(Records from a data collection)

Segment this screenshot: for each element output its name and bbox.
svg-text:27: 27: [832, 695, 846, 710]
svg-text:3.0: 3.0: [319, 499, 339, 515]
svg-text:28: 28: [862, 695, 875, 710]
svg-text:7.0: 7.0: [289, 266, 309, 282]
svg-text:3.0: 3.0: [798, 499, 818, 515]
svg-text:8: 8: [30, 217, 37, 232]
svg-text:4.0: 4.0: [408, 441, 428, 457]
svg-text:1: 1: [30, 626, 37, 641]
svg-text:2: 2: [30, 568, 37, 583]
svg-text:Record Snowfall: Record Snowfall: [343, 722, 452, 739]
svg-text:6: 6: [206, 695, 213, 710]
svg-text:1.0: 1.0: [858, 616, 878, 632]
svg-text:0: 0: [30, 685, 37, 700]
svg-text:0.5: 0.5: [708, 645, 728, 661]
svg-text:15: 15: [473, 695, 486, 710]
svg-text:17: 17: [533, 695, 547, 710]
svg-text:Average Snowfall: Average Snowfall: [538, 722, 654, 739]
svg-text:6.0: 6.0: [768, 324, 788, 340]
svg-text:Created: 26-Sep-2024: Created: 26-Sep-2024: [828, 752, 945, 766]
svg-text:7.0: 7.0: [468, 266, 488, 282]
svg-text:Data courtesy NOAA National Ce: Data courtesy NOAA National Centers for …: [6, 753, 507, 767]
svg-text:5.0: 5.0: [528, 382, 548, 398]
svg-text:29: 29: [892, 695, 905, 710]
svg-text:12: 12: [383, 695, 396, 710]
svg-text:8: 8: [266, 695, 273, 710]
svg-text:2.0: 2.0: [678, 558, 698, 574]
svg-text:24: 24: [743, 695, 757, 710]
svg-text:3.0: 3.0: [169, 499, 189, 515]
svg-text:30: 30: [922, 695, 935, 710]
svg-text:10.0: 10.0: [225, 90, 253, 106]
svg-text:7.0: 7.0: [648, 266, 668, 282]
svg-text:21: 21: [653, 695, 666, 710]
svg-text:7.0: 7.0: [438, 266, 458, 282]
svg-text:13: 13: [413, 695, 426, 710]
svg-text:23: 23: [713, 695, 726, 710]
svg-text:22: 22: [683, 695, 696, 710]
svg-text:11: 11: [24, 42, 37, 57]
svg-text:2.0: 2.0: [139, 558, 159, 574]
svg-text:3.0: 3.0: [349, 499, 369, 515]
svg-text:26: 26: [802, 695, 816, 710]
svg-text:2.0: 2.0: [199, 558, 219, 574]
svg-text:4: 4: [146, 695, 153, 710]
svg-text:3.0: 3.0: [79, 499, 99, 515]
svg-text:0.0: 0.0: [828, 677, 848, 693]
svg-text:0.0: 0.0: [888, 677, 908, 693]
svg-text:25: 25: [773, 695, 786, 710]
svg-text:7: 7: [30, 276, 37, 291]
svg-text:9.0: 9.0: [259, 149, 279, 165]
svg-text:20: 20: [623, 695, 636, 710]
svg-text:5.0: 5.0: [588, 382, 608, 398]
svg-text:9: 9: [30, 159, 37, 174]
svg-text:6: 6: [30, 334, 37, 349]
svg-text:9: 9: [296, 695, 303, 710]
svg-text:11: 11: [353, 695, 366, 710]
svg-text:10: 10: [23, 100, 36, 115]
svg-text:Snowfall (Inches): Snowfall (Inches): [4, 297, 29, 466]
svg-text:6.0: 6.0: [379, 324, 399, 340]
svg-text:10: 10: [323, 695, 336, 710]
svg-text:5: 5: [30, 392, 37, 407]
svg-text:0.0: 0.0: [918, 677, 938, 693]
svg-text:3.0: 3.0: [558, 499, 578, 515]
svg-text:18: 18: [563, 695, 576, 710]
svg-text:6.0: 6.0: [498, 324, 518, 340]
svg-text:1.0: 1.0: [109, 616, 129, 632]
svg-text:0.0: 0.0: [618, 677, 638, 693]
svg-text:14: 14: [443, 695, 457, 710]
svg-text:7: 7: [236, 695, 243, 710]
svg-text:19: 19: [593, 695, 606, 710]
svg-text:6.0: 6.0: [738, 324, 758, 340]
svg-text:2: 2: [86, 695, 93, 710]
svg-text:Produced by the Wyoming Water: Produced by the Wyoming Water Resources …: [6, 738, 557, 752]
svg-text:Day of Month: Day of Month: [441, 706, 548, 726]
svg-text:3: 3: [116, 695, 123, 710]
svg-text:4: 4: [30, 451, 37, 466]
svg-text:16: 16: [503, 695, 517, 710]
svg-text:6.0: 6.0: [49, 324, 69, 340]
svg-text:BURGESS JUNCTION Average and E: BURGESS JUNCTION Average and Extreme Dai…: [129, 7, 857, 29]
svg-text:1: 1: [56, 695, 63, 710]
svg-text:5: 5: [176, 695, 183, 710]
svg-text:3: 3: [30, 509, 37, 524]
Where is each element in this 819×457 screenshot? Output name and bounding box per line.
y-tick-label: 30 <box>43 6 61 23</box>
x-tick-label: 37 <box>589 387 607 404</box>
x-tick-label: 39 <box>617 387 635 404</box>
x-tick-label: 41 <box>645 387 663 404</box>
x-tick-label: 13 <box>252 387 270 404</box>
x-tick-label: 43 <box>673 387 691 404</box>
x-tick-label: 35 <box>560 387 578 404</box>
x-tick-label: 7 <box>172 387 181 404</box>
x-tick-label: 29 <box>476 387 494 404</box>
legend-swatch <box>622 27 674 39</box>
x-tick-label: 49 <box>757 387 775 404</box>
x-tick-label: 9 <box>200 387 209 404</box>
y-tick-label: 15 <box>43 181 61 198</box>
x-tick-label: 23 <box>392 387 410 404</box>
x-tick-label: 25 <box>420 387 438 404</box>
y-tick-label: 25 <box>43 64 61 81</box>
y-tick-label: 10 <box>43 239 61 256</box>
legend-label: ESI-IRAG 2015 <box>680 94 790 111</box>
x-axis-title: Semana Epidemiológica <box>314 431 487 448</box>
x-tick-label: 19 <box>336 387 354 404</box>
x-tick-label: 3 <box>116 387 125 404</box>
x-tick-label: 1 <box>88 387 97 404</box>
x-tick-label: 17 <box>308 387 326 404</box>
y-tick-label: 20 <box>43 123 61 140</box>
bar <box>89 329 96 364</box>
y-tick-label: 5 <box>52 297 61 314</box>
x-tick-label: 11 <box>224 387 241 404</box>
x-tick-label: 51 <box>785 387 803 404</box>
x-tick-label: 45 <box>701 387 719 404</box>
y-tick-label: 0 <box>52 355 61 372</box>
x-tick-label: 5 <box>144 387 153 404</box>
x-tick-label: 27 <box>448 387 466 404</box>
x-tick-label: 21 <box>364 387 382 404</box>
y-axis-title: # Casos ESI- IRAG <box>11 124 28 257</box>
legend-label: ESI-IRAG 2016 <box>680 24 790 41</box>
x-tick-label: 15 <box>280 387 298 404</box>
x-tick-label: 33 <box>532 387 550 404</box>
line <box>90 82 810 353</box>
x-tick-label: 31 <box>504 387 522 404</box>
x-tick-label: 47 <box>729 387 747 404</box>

#### Stated task
Give the lines of the items above, from the first line up to and including the line with "svg-text:2: 2: [30, 568, 37, 583]", as a Markdown table with the columns Row and Line. Number each row and leave out blank lines.

#### Reply to the exercise
| Row | Line |
|---|---|
| 1 | Segment this screenshot: for each element output its name and bbox. |
| 2 | svg-text:27: 27: [832, 695, 846, 710] |
| 3 | svg-text:3.0: 3.0: [319, 499, 339, 515] |
| 4 | svg-text:28: 28: [862, 695, 875, 710] |
| 5 | svg-text:7.0: 7.0: [289, 266, 309, 282] |
| 6 | svg-text:3.0: 3.0: [798, 499, 818, 515] |
| 7 | svg-text:8: 8: [30, 217, 37, 232] |
| 8 | svg-text:4.0: 4.0: [408, 441, 428, 457] |
| 9 | svg-text:1: 1: [30, 626, 37, 641] |
| 10 | svg-text:2: 2: [30, 568, 37, 583] |